-- DIRECTIONS --
Reproduce the listing below in its entirety. Change nothing.

## BEGIN PROVIDED ENTRIES

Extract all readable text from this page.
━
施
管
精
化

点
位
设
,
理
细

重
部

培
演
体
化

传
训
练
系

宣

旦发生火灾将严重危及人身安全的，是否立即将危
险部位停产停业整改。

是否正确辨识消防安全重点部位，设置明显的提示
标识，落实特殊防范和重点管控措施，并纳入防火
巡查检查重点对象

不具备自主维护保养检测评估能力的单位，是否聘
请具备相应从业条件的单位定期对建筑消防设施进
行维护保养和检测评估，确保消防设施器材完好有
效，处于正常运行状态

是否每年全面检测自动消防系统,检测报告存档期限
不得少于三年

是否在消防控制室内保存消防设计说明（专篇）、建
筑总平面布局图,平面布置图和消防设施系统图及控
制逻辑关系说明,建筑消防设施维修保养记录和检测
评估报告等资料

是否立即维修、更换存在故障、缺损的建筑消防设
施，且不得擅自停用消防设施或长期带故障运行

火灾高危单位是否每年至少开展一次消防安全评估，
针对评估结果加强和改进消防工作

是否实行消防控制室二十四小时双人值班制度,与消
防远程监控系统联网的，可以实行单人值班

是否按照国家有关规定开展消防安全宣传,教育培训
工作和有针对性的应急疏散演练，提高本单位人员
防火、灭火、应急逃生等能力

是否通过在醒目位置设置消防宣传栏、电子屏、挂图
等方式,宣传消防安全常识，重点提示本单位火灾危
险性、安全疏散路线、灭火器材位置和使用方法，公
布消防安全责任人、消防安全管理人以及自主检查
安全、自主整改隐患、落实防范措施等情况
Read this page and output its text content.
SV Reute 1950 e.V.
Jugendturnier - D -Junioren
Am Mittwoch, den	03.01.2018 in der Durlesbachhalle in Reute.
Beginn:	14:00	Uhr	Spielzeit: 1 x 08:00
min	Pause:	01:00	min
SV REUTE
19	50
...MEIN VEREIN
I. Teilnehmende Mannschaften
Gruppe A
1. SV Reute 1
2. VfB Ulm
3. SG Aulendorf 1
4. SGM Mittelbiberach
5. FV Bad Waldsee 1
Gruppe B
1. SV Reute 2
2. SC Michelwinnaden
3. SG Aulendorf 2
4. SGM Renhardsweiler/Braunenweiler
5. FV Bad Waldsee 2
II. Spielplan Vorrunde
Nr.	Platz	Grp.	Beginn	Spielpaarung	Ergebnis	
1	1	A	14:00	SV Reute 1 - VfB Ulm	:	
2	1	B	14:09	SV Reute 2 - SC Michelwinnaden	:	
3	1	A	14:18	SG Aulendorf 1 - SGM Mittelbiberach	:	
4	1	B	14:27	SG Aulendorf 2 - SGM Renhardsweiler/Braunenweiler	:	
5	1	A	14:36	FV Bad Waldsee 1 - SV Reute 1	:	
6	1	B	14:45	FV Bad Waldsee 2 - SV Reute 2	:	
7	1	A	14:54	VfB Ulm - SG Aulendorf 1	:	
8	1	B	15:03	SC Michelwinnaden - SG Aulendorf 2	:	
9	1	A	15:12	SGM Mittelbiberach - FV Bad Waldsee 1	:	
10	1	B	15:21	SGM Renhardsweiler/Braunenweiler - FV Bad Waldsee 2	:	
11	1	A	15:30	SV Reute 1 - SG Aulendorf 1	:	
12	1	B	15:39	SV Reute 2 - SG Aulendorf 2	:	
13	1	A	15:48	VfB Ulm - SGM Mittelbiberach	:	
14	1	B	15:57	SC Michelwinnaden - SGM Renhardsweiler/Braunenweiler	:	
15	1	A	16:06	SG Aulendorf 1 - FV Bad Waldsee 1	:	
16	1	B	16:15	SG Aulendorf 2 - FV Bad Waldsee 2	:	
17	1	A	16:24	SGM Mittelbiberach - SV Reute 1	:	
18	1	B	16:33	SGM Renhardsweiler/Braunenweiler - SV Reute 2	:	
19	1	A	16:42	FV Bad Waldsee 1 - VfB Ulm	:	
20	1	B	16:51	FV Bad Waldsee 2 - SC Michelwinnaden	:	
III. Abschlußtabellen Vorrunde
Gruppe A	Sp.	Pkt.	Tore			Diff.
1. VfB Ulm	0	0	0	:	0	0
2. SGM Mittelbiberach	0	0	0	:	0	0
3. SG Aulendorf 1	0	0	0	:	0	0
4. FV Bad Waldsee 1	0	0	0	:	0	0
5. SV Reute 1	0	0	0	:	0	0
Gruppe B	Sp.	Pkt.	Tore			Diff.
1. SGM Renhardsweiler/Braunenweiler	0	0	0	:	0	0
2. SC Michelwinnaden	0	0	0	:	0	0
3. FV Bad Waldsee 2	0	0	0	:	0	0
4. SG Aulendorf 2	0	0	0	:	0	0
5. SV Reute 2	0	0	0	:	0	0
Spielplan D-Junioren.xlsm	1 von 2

## END PROVIDED ENTRIES

-- SOLUTION BELOW --
Extract all readable text from this page.
━
施
管
精
化

点
位
设
,
理
细

重
部

培
演
体
化

传
训
练
系

宣

旦发生火灾将严重危及人身安全的，是否立即将危
险部位停产停业整改。

是否正确辨识消防安全重点部位，设置明显的提示
标识，落实特殊防范和重点管控措施，并纳入防火
巡查检查重点对象

不具备自主维护保养检测评估能力的单位，是否聘
请具备相应从业条件的单位定期对建筑消防设施进
行维护保养和检测评估，确保消防设施器材完好有
效，处于正常运行状态

是否每年全面检测自动消防系统,检测报告存档期限
不得少于三年

是否在消防控制室内保存消防设计说明（专篇）、建
筑总平面布局图,平面布置图和消防设施系统图及控
制逻辑关系说明,建筑消防设施维修保养记录和检测
评估报告等资料

是否立即维修、更换存在故障、缺损的建筑消防设
施，且不得擅自停用消防设施或长期带故障运行

火灾高危单位是否每年至少开展一次消防安全评估，
针对评估结果加强和改进消防工作

是否实行消防控制室二十四小时双人值班制度,与消
防远程监控系统联网的，可以实行单人值班

是否按照国家有关规定开展消防安全宣传,教育培训
工作和有针对性的应急疏散演练，提高本单位人员
防火、灭火、应急逃生等能力

是否通过在醒目位置设置消防宣传栏、电子屏、挂图
等方式,宣传消防安全常识，重点提示本单位火灾危
险性、安全疏散路线、灭火器材位置和使用方法，公
布消防安全责任人、消防安全管理人以及自主检查
安全、自主整改隐患、落实防范措施等情况
Read this page and output its text content.
SV Reute 1950 e.V.
Jugendturnier - D -Junioren
Am Mittwoch, den	03.01.2018 in der Durlesbachhalle in Reute.
Beginn:	14:00	Uhr	Spielzeit: 1 x 08:00
min	Pause:	01:00	min
SV REUTE
19	50
...MEIN VEREIN
I. Teilnehmende Mannschaften
Gruppe A
1. SV Reute 1
2. VfB Ulm
3. SG Aulendorf 1
4. SGM Mittelbiberach
5. FV Bad Waldsee 1
Gruppe B
1. SV Reute 2
2. SC Michelwinnaden
3. SG Aulendorf 2
4. SGM Renhardsweiler/Braunenweiler
5. FV Bad Waldsee 2
II. Spielplan Vorrunde
Nr.	Platz	Grp.	Beginn	Spielpaarung	Ergebnis	
1	1	A	14:00	SV Reute 1 - VfB Ulm	:	
2	1	B	14:09	SV Reute 2 - SC Michelwinnaden	:	
3	1	A	14:18	SG Aulendorf 1 - SGM Mittelbiberach	:	
4	1	B	14:27	SG Aulendorf 2 - SGM Renhardsweiler/Braunenweiler	:	
5	1	A	14:36	FV Bad Waldsee 1 - SV Reute 1	:	
6	1	B	14:45	FV Bad Waldsee 2 - SV Reute 2	:	
7	1	A	14:54	VfB Ulm - SG Aulendorf 1	:	
8	1	B	15:03	SC Michelwinnaden - SG Aulendorf 2	:	
9	1	A	15:12	SGM Mittelbiberach - FV Bad Waldsee 1	:	
10	1	B	15:21	SGM Renhardsweiler/Braunenweiler - FV Bad Waldsee 2	:	
11	1	A	15:30	SV Reute 1 - SG Aulendorf 1	:	
12	1	B	15:39	SV Reute 2 - SG Aulendorf 2	:	
13	1	A	15:48	VfB Ulm - SGM Mittelbiberach	:	
14	1	B	15:57	SC Michelwinnaden - SGM Renhardsweiler/Braunenweiler	:	
15	1	A	16:06	SG Aulendorf 1 - FV Bad Waldsee 1	:	
16	1	B	16:15	SG Aulendorf 2 - FV Bad Waldsee 2	:	
17	1	A	16:24	SGM Mittelbiberach - SV Reute 1	:	
18	1	B	16:33	SGM Renhardsweiler/Braunenweiler - SV Reute 2	:	
19	1	A	16:42	FV Bad Waldsee 1 - VfB Ulm	:	
20	1	B	16:51	FV Bad Waldsee 2 - SC Michelwinnaden	:	
III. Abschlußtabellen Vorrunde
Gruppe A	Sp.	Pkt.	Tore			Diff.
1. VfB Ulm	0	0	0	:	0	0
2. SGM Mittelbiberach	0	0	0	:	0	0
3. SG Aulendorf 1	0	0	0	:	0	0
4. FV Bad Waldsee 1	0	0	0	:	0	0
5. SV Reute 1	0	0	0	:	0	0
Gruppe B	Sp.	Pkt.	Tore			Diff.
1. SGM Renhardsweiler/Braunenweiler	0	0	0	:	0	0
2. SC Michelwinnaden	0	0	0	:	0	0
3. FV Bad Waldsee 2	0	0	0	:	0	0
4. SG Aulendorf 2	0	0	0	:	0	0
5. SV Reute 2	0	0	0	:	0	0
Spielplan D-Junioren.xlsm	1 von 2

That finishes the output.